> **Items**:
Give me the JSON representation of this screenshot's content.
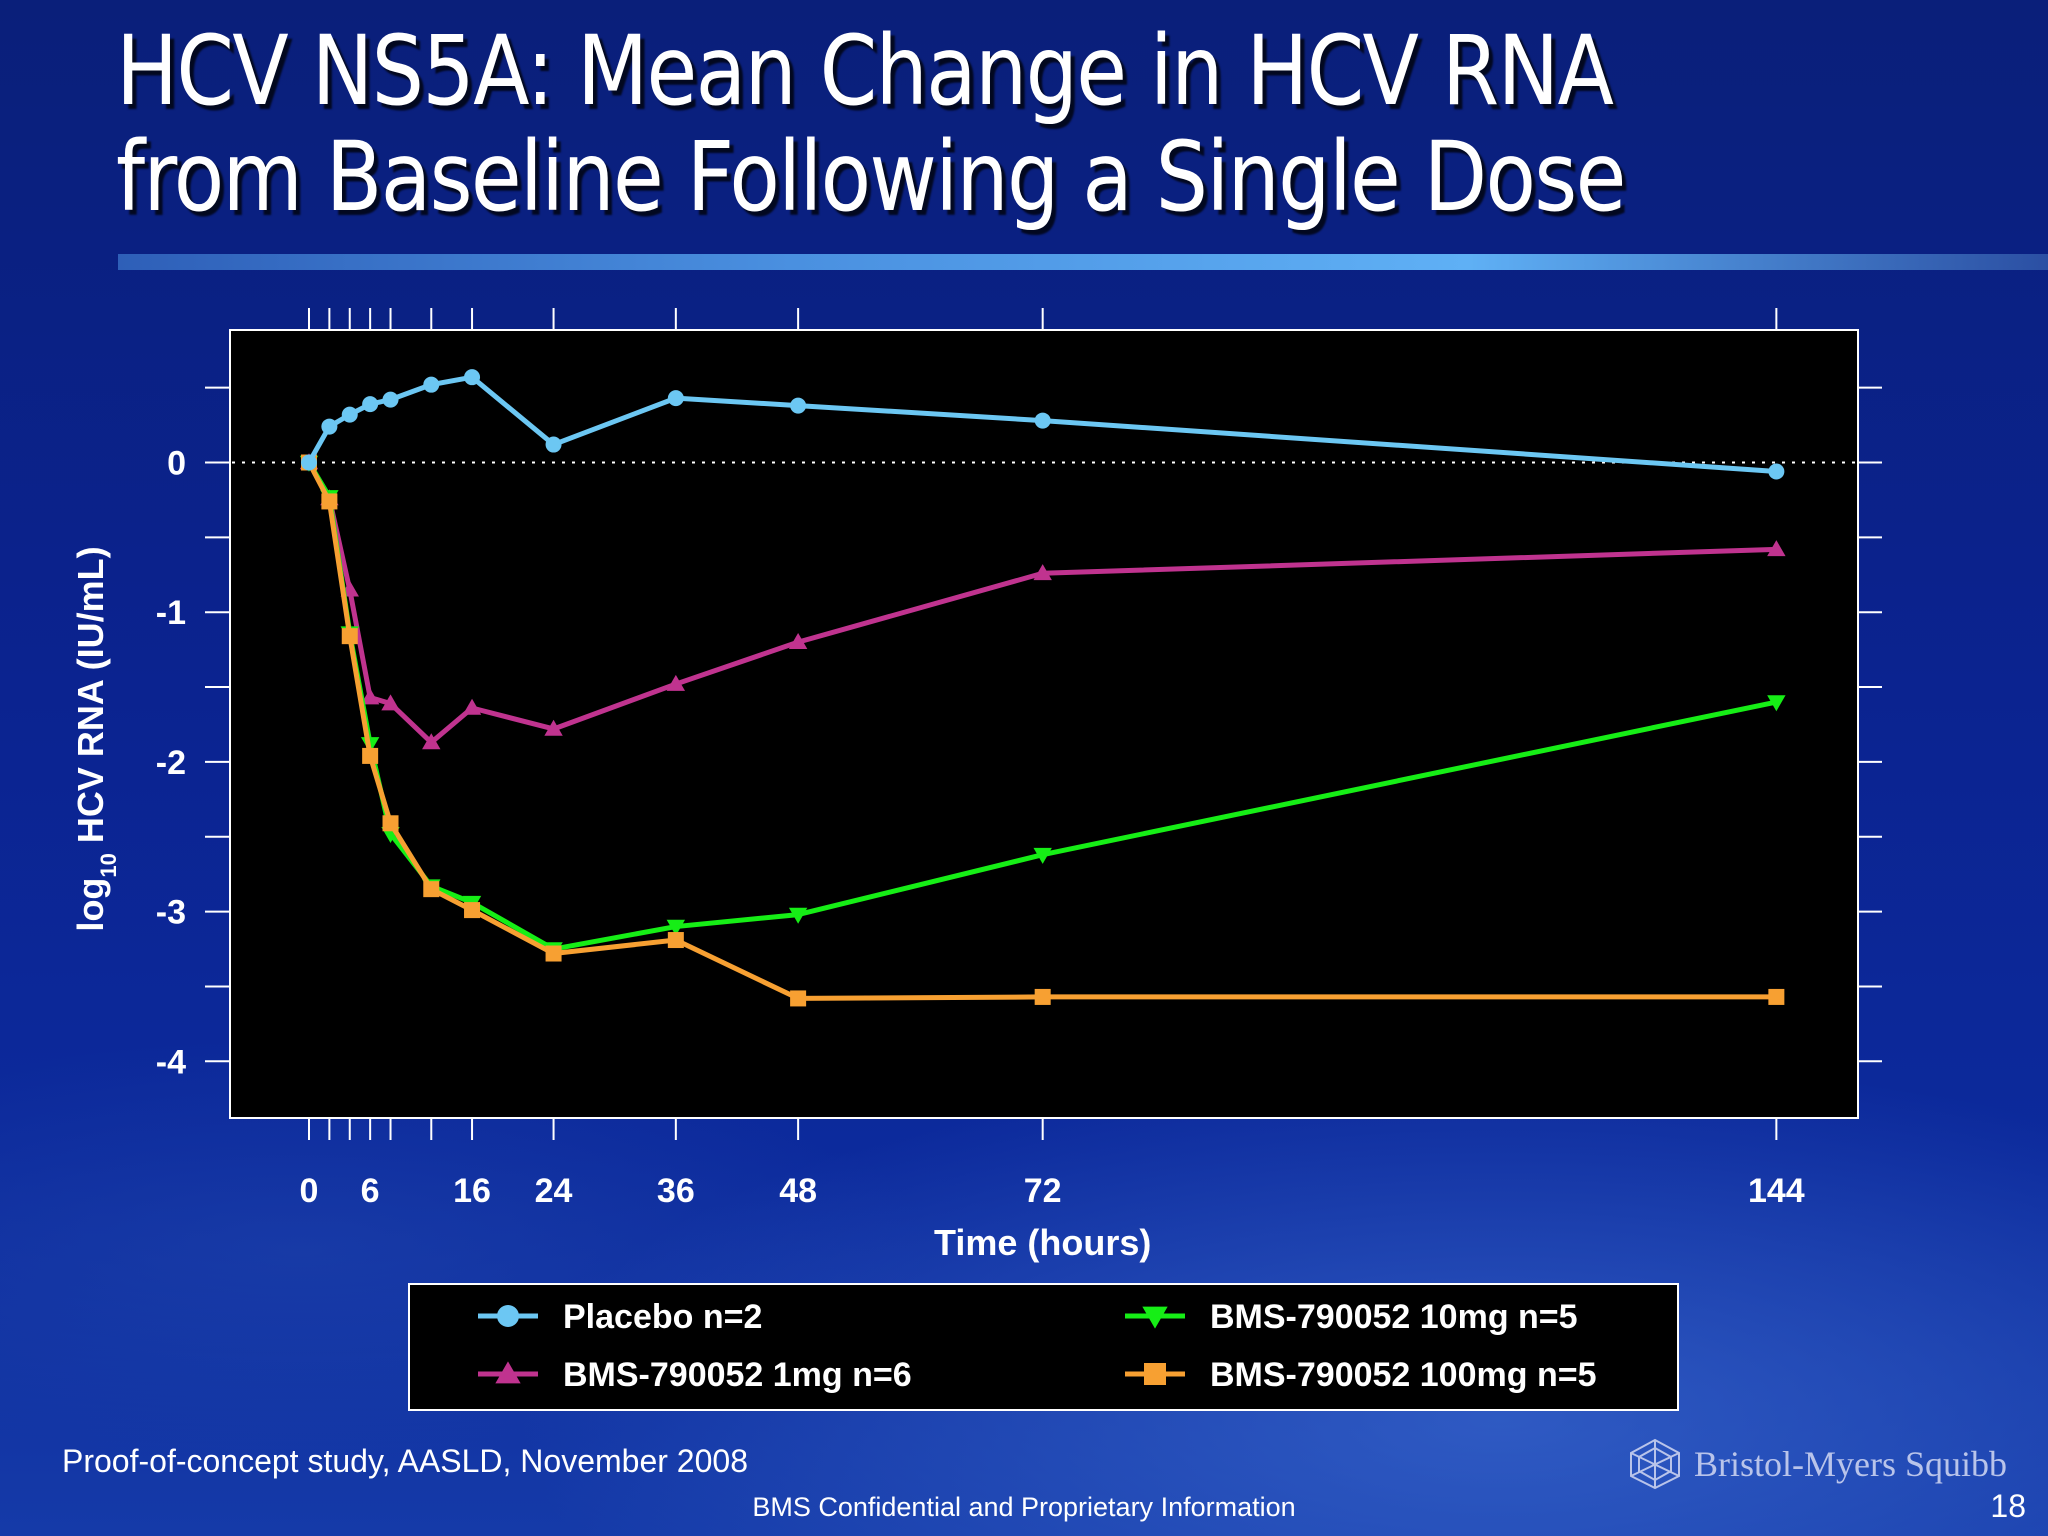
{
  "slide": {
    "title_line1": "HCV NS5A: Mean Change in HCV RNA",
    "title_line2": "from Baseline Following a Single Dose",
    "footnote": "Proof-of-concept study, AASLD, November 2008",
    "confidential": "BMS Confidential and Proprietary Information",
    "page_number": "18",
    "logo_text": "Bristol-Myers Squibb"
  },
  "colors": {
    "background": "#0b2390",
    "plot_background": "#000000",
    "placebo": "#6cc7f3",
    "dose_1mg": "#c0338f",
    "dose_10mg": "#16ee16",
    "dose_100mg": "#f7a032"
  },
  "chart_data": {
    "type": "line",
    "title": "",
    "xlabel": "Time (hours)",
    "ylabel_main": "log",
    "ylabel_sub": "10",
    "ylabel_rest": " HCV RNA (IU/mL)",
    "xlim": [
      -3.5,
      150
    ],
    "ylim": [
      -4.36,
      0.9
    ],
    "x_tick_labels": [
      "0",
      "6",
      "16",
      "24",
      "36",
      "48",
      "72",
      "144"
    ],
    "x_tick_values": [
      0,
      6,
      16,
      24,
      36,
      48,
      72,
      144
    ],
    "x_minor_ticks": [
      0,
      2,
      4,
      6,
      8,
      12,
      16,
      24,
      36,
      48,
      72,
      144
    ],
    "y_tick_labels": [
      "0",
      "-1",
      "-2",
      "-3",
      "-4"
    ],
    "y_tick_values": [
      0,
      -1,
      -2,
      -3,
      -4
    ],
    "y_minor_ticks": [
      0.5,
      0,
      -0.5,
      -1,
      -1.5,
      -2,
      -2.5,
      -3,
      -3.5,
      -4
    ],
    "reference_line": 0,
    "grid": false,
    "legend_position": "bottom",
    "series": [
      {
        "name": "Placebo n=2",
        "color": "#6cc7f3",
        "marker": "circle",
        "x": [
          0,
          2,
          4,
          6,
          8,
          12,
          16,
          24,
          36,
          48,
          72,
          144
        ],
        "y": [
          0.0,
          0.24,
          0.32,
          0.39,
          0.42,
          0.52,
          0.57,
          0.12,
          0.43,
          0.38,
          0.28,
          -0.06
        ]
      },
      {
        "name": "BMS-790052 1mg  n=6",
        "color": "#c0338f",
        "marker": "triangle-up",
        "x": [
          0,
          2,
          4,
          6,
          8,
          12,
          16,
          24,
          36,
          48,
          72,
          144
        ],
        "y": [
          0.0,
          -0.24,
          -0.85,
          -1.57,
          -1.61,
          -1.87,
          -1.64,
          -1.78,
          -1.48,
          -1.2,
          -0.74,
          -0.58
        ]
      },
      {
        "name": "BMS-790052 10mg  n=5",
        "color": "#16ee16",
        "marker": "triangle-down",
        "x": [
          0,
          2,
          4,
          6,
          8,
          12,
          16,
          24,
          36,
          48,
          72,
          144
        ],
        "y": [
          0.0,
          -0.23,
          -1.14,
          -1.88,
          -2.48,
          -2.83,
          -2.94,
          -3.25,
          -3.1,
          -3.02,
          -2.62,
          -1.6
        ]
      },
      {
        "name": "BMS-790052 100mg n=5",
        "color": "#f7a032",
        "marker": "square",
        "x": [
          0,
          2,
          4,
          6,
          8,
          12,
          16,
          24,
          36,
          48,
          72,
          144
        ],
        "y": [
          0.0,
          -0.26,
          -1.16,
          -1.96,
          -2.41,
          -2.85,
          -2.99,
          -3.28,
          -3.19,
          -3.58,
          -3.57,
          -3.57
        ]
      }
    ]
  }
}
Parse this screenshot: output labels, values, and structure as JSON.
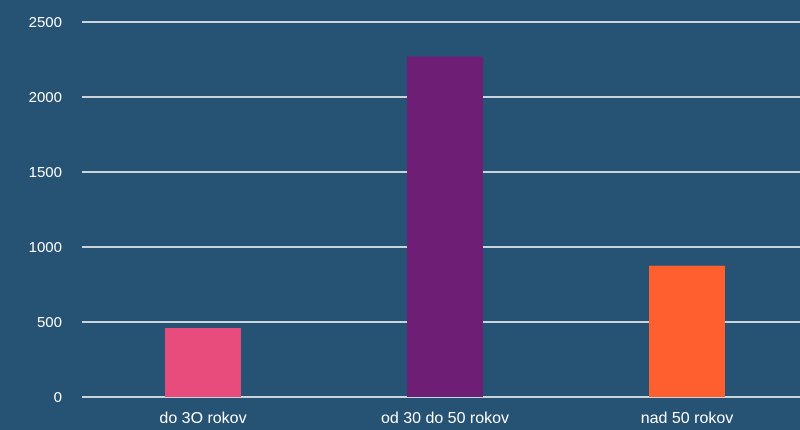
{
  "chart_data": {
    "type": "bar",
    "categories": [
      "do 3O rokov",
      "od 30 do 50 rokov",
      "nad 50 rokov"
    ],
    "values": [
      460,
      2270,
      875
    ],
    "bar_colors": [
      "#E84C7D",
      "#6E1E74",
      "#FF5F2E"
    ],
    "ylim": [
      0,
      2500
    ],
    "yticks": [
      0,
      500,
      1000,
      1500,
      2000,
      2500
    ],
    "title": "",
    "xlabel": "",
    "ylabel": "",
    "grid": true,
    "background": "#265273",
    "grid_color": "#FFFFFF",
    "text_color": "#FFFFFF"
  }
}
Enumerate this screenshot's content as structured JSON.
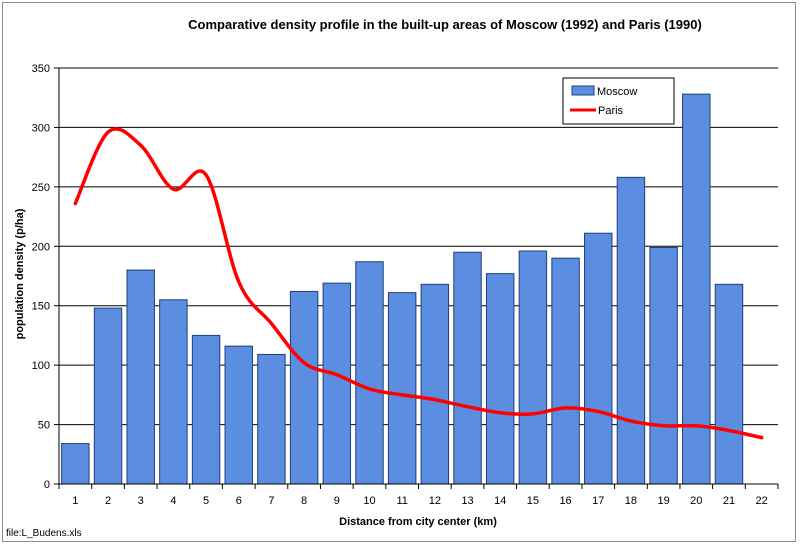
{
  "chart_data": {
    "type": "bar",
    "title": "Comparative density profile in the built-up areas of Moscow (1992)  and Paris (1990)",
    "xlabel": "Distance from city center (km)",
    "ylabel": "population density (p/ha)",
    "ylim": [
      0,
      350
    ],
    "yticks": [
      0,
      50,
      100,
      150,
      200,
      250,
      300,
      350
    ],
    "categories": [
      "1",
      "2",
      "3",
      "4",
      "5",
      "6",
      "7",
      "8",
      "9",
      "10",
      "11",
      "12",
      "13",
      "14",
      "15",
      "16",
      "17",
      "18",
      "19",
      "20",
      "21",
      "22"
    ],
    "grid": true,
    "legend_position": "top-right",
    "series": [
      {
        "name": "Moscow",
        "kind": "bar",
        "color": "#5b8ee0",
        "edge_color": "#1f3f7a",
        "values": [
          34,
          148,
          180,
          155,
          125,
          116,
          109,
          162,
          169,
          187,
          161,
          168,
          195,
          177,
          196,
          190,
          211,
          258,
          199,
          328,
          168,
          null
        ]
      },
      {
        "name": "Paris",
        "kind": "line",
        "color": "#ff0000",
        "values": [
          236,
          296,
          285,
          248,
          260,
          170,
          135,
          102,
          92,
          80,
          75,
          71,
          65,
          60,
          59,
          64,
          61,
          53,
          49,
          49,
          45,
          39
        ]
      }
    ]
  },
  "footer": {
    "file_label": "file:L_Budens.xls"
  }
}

> **Short problem**:
Where a line of the entries contains the word "density", copy that line.

> **Solution below**:
    "title": "Comparative density profile in the built-up areas of Moscow (1992)  and Paris (1990)",
    "ylabel": "population density (p/ha)",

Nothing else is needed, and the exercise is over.